>> begin MATERIAL

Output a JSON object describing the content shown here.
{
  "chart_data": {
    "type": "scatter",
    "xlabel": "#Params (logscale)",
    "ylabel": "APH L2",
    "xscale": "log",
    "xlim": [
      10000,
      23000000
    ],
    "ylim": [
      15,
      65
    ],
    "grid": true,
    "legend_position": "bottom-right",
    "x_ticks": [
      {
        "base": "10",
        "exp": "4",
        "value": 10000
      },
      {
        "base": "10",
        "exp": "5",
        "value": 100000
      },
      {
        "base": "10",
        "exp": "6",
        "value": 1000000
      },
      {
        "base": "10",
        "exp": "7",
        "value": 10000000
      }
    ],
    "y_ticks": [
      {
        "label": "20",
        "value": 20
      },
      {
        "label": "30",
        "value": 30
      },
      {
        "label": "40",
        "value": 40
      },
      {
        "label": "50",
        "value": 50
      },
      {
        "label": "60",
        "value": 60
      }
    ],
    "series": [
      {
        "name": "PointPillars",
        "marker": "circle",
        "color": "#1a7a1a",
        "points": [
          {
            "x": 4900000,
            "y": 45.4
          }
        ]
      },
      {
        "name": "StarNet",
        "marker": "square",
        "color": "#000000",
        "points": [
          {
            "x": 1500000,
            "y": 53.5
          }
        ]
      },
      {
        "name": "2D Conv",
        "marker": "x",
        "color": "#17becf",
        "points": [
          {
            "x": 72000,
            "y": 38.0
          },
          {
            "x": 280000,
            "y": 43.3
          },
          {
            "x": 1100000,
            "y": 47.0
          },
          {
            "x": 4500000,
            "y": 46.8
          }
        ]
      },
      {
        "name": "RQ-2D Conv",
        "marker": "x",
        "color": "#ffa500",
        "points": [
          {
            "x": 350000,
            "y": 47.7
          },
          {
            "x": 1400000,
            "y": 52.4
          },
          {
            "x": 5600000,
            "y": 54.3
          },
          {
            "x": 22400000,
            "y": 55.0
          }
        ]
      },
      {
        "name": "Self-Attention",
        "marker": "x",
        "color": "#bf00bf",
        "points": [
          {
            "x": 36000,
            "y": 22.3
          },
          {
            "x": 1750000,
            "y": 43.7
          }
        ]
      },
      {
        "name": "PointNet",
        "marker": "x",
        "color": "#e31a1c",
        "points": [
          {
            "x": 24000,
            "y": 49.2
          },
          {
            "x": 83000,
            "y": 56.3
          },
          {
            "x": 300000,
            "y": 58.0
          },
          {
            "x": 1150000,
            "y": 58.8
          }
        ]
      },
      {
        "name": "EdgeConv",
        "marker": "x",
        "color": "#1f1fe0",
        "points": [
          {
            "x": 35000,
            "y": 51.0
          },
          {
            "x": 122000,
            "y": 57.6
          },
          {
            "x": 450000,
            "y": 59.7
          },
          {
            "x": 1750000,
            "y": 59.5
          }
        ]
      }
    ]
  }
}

>> end MATERIAL

WORK REQUIRED -
Write the data out again in full and exactly.

TASK OUTPUT -
Output a JSON object describing the content shown here.
{
  "chart_data": {
    "type": "scatter",
    "xlabel": "#Params (logscale)",
    "ylabel": "APH L2",
    "xscale": "log",
    "xlim": [
      10000,
      23000000
    ],
    "ylim": [
      15,
      65
    ],
    "grid": true,
    "legend_position": "bottom-right",
    "x_ticks": [
      {
        "base": "10",
        "exp": "4",
        "value": 10000
      },
      {
        "base": "10",
        "exp": "5",
        "value": 100000
      },
      {
        "base": "10",
        "exp": "6",
        "value": 1000000
      },
      {
        "base": "10",
        "exp": "7",
        "value": 10000000
      }
    ],
    "y_ticks": [
      {
        "label": "20",
        "value": 20
      },
      {
        "label": "30",
        "value": 30
      },
      {
        "label": "40",
        "value": 40
      },
      {
        "label": "50",
        "value": 50
      },
      {
        "label": "60",
        "value": 60
      }
    ],
    "series": [
      {
        "name": "PointPillars",
        "marker": "circle",
        "color": "#1a7a1a",
        "points": [
          {
            "x": 4900000,
            "y": 45.4
          }
        ]
      },
      {
        "name": "StarNet",
        "marker": "square",
        "color": "#000000",
        "points": [
          {
            "x": 1500000,
            "y": 53.5
          }
        ]
      },
      {
        "name": "2D Conv",
        "marker": "x",
        "color": "#17becf",
        "points": [
          {
            "x": 72000,
            "y": 38.0
          },
          {
            "x": 280000,
            "y": 43.3
          },
          {
            "x": 1100000,
            "y": 47.0
          },
          {
            "x": 4500000,
            "y": 46.8
          }
        ]
      },
      {
        "name": "RQ-2D Conv",
        "marker": "x",
        "color": "#ffa500",
        "points": [
          {
            "x": 350000,
            "y": 47.7
          },
          {
            "x": 1400000,
            "y": 52.4
          },
          {
            "x": 5600000,
            "y": 54.3
          },
          {
            "x": 22400000,
            "y": 55.0
          }
        ]
      },
      {
        "name": "Self-Attention",
        "marker": "x",
        "color": "#bf00bf",
        "points": [
          {
            "x": 36000,
            "y": 22.3
          },
          {
            "x": 1750000,
            "y": 43.7
          }
        ]
      },
      {
        "name": "PointNet",
        "marker": "x",
        "color": "#e31a1c",
        "points": [
          {
            "x": 24000,
            "y": 49.2
          },
          {
            "x": 83000,
            "y": 56.3
          },
          {
            "x": 300000,
            "y": 58.0
          },
          {
            "x": 1150000,
            "y": 58.8
          }
        ]
      },
      {
        "name": "EdgeConv",
        "marker": "x",
        "color": "#1f1fe0",
        "points": [
          {
            "x": 35000,
            "y": 51.0
          },
          {
            "x": 122000,
            "y": 57.6
          },
          {
            "x": 450000,
            "y": 59.7
          },
          {
            "x": 1750000,
            "y": 59.5
          }
        ]
      }
    ]
  }
}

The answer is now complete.